━━ DATA PROVIDED

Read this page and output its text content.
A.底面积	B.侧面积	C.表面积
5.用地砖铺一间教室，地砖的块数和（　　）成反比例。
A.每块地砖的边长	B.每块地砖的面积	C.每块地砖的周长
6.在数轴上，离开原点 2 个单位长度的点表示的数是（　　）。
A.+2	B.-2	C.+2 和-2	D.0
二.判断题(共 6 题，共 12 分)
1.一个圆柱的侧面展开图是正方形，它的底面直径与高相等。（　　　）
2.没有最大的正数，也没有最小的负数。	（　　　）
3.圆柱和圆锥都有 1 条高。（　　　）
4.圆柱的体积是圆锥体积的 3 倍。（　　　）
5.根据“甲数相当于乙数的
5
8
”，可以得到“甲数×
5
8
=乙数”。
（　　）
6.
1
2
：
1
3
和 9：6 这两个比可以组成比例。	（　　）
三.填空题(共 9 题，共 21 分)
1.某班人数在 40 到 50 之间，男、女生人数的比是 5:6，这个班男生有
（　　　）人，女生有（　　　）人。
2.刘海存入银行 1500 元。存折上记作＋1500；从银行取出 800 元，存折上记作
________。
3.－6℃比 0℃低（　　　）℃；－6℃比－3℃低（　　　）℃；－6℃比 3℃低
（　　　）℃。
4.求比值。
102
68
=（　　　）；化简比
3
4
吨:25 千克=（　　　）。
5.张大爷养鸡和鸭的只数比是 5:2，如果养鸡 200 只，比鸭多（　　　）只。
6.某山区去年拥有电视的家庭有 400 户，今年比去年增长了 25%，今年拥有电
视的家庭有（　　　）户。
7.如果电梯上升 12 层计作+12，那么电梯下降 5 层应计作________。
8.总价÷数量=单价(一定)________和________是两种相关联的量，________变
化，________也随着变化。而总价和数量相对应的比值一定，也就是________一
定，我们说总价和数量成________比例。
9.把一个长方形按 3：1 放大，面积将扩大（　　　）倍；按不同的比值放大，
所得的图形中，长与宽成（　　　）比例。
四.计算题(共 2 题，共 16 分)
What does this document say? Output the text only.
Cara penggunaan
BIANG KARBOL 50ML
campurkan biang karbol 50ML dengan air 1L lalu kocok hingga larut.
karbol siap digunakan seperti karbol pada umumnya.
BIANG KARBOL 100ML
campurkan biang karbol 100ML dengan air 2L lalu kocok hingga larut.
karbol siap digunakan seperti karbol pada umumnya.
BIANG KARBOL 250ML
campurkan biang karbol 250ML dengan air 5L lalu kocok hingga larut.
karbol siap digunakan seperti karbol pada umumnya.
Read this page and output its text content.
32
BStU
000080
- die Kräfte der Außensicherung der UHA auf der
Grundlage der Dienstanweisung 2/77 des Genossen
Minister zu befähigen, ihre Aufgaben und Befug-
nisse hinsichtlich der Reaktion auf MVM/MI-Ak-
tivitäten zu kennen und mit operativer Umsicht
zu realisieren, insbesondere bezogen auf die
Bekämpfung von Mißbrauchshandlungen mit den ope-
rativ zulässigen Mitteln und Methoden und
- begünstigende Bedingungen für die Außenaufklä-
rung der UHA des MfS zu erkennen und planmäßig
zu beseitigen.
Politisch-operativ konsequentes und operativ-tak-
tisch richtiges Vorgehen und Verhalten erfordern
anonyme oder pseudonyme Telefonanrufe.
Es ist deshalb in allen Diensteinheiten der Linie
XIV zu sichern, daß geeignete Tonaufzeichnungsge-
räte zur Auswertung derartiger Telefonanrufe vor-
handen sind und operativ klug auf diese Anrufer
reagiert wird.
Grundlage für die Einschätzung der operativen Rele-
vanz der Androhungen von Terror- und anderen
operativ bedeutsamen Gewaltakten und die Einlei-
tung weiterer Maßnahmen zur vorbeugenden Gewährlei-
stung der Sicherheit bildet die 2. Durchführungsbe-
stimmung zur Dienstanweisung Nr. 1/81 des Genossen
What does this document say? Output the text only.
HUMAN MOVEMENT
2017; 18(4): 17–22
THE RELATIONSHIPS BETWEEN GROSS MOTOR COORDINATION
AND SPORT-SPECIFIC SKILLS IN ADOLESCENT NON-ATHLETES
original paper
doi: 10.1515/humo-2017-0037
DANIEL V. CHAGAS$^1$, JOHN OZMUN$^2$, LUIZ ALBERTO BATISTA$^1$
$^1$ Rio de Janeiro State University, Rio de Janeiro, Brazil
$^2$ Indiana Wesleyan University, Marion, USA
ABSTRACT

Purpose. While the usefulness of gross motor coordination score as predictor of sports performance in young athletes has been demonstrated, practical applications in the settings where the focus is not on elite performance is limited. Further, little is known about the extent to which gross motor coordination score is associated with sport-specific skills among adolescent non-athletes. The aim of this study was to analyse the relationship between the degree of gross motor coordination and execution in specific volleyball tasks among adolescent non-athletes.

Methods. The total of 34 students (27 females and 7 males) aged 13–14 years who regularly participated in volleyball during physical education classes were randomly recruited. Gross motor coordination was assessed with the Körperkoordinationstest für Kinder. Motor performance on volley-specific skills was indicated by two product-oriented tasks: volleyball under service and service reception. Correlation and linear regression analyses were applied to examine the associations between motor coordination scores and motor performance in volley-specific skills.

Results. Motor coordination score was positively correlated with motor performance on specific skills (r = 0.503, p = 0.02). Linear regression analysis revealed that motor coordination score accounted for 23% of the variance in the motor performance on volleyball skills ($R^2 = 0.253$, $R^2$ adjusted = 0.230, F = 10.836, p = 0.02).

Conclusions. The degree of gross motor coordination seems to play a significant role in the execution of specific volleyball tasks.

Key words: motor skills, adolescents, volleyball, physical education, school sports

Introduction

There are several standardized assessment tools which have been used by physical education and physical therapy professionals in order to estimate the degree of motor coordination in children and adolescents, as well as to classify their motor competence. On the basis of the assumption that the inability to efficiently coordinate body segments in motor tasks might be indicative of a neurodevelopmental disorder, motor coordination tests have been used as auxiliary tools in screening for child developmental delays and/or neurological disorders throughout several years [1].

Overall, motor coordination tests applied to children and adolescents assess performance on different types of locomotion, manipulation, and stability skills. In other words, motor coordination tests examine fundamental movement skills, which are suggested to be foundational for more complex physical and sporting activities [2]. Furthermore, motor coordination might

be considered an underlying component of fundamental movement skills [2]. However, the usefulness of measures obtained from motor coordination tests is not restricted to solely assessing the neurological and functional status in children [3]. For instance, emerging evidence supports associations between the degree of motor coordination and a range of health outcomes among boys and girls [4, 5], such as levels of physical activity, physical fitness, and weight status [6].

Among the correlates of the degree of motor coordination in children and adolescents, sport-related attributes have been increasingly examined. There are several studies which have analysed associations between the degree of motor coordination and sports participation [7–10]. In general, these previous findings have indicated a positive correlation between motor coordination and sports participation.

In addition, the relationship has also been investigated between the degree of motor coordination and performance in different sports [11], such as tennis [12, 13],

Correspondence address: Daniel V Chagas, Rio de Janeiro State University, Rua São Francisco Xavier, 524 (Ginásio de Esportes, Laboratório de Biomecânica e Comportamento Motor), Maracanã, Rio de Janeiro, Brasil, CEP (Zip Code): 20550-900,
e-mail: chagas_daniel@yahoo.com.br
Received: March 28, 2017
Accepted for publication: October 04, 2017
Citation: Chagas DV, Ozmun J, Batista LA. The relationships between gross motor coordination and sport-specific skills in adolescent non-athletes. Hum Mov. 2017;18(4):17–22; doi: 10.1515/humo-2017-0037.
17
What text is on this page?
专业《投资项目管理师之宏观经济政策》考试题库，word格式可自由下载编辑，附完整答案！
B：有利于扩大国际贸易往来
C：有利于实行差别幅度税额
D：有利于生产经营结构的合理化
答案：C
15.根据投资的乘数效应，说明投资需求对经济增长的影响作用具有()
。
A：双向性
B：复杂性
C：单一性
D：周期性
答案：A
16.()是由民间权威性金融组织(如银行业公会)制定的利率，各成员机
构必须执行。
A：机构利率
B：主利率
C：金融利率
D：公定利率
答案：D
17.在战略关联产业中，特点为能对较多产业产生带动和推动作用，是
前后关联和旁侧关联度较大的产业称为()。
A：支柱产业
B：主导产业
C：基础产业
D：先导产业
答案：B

━━━━

** TASK INSTRUCTIONS **
Read the data above and pull out each line that holds the string "lalu".

** OUTPUT **
campurkan biang karbol 50ML dengan air 1L lalu kocok hingga larut.
campurkan biang karbol 100ML dengan air 2L lalu kocok hingga larut.
campurkan biang karbol 250ML dengan air 5L lalu kocok hingga larut.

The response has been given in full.